* BEGIN MATERIAL TO PROCESS *

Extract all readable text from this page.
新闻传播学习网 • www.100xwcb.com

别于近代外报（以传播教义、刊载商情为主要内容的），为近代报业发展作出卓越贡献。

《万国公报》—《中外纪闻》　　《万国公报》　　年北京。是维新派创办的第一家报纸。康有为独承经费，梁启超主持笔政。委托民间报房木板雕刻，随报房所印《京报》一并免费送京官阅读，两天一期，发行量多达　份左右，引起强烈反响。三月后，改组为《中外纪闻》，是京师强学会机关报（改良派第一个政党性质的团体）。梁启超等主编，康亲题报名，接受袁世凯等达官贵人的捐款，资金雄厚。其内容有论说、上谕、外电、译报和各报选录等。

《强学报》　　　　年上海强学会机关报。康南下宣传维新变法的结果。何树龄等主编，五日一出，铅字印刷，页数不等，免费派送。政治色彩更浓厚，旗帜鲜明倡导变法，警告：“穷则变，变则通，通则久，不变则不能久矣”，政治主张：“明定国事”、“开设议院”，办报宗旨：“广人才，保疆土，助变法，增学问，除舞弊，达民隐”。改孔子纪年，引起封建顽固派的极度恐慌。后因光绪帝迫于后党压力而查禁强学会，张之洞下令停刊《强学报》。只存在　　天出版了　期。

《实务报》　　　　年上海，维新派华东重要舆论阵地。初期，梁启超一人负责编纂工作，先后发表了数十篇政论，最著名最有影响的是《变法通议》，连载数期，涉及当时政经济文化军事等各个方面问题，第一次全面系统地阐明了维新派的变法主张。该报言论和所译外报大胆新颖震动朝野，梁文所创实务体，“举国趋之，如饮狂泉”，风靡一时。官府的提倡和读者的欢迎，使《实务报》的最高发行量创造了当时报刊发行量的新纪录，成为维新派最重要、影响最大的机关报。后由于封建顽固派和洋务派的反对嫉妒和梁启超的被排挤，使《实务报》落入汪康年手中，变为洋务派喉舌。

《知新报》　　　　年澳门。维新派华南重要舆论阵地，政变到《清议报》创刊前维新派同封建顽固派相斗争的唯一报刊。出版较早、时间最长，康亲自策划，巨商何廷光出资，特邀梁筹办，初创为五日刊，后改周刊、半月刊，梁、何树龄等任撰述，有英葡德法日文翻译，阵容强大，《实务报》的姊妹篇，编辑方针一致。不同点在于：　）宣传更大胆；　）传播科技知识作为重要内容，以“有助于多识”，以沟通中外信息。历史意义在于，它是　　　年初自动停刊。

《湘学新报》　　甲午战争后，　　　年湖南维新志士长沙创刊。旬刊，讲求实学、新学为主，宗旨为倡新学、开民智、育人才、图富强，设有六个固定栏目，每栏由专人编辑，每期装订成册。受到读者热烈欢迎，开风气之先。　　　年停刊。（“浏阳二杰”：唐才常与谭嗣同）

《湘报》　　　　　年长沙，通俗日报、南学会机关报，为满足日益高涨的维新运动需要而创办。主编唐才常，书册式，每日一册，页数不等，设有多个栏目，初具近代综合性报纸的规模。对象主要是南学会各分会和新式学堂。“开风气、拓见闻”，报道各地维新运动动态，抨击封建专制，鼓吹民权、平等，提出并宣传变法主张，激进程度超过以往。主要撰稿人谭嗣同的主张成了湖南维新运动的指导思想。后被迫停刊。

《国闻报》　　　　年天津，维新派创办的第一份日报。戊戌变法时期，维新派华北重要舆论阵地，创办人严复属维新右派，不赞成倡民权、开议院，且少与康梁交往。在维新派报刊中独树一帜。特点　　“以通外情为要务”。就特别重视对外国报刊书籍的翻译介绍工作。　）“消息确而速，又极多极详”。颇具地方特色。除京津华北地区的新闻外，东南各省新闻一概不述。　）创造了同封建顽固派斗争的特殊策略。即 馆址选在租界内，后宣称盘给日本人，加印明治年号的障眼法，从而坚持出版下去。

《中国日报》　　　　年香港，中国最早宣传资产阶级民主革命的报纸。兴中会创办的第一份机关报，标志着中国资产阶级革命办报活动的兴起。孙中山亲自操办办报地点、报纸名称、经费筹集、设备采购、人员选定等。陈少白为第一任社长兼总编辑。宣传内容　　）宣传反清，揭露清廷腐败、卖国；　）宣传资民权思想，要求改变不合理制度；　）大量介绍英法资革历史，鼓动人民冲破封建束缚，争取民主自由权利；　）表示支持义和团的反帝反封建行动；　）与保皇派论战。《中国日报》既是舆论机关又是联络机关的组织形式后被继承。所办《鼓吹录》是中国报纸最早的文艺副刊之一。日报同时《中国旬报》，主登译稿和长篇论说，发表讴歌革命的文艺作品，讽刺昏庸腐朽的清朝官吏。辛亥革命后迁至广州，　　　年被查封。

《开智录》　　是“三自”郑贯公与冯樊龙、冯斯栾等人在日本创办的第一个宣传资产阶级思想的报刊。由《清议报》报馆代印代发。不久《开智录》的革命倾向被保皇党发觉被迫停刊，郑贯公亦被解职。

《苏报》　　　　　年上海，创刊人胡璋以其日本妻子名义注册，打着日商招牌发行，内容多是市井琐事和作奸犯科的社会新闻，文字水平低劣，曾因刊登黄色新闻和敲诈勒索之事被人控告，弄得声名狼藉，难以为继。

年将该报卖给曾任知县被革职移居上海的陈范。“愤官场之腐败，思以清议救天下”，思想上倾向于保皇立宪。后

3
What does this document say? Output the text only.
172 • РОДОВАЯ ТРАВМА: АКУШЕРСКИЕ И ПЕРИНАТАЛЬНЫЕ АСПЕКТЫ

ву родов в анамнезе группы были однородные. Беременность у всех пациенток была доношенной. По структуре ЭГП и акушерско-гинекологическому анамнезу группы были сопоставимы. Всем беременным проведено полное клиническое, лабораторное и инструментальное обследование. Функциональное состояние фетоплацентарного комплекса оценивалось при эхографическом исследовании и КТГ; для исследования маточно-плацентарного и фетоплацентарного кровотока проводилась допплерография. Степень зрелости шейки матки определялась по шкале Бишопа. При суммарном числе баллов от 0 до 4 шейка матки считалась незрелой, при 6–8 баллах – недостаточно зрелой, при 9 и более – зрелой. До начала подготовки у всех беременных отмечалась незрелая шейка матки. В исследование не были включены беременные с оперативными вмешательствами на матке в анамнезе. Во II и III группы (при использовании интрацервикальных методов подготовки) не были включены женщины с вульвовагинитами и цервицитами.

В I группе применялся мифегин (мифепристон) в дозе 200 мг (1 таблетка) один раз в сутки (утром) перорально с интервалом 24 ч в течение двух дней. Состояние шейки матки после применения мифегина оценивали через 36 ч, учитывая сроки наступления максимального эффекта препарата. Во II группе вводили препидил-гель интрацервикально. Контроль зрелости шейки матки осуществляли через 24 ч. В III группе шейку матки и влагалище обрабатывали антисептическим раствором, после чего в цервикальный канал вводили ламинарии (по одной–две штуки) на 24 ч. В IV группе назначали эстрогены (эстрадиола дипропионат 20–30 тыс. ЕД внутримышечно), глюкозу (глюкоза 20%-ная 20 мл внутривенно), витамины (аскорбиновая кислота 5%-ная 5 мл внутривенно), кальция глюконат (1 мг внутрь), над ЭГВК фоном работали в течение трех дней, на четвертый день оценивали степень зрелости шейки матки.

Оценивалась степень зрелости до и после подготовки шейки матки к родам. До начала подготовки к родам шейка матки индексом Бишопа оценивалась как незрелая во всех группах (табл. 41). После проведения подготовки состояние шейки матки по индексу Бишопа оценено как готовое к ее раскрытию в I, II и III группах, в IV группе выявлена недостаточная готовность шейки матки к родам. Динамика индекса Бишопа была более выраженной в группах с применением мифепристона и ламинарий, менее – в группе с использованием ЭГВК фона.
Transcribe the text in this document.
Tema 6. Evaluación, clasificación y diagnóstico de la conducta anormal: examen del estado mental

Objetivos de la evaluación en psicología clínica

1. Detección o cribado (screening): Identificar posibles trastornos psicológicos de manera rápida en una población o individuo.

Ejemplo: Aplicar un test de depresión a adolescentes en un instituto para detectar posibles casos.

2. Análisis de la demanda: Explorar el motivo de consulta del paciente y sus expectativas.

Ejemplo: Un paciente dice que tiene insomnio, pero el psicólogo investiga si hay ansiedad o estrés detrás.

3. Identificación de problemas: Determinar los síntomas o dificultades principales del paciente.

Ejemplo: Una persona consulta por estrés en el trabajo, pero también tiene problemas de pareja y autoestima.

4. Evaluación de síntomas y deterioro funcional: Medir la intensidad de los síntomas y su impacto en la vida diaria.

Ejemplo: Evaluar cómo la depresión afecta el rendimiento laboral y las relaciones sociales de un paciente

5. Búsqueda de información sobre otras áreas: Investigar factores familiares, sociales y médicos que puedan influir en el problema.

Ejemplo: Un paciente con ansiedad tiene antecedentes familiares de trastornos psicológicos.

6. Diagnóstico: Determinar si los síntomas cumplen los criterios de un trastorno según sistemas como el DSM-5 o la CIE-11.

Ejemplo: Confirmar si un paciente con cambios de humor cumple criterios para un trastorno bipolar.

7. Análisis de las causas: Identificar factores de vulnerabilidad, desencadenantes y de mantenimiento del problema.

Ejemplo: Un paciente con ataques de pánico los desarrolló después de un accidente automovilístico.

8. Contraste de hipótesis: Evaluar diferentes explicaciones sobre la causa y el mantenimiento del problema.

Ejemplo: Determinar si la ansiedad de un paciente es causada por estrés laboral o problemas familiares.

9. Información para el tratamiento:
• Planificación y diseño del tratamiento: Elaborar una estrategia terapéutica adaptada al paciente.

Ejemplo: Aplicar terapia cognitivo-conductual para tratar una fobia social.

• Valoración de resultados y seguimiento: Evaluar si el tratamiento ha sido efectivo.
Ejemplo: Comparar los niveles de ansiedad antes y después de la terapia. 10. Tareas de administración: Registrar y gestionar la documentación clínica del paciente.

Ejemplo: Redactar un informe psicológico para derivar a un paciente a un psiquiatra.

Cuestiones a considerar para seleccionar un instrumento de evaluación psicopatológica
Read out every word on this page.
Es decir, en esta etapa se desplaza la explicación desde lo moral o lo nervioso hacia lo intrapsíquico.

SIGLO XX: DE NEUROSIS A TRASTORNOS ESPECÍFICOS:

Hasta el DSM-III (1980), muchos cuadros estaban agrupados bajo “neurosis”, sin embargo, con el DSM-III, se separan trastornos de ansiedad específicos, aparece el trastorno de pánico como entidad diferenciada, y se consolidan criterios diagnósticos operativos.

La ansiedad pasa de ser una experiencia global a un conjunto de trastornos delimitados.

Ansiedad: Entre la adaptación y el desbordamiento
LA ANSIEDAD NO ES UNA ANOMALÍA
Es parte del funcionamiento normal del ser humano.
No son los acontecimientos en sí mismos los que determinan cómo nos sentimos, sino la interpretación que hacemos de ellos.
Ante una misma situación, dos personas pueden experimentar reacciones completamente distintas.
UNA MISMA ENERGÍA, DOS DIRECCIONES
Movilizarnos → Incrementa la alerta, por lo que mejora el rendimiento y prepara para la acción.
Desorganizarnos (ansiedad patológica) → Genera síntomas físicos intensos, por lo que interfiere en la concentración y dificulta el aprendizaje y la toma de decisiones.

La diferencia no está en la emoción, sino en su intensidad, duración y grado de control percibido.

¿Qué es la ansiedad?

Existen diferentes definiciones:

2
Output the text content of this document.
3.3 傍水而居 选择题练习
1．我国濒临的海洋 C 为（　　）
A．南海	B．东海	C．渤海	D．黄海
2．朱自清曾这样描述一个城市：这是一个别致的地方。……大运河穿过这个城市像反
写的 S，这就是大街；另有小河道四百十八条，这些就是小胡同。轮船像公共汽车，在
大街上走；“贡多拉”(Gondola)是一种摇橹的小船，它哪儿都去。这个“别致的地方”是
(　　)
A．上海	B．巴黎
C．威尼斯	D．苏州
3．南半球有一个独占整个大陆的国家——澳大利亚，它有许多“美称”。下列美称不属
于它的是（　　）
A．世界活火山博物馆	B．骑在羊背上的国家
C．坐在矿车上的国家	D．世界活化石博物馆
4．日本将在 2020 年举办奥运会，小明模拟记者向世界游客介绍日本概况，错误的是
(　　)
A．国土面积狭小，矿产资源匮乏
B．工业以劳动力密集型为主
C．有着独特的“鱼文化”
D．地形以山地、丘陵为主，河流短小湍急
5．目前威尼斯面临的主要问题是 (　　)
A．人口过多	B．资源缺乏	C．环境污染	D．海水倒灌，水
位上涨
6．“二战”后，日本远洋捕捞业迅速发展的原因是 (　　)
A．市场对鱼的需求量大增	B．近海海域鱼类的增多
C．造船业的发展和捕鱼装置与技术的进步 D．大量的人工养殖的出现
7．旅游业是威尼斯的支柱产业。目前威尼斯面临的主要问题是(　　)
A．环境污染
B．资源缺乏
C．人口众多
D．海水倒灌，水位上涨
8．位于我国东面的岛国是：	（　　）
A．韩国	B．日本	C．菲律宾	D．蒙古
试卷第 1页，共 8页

* END MATERIAL TO PROCESS *

TASK BRIEF: Locate the lines above that contain "factores" and copy them.

ANSWER TO THE TASK:
5. Búsqueda de información sobre otras áreas: Investigar factores familiares, sociales y médicos que puedan influir en el problema.
7. Análisis de las causas: Identificar factores de vulnerabilidad, desencadenantes y de mantenimiento del problema.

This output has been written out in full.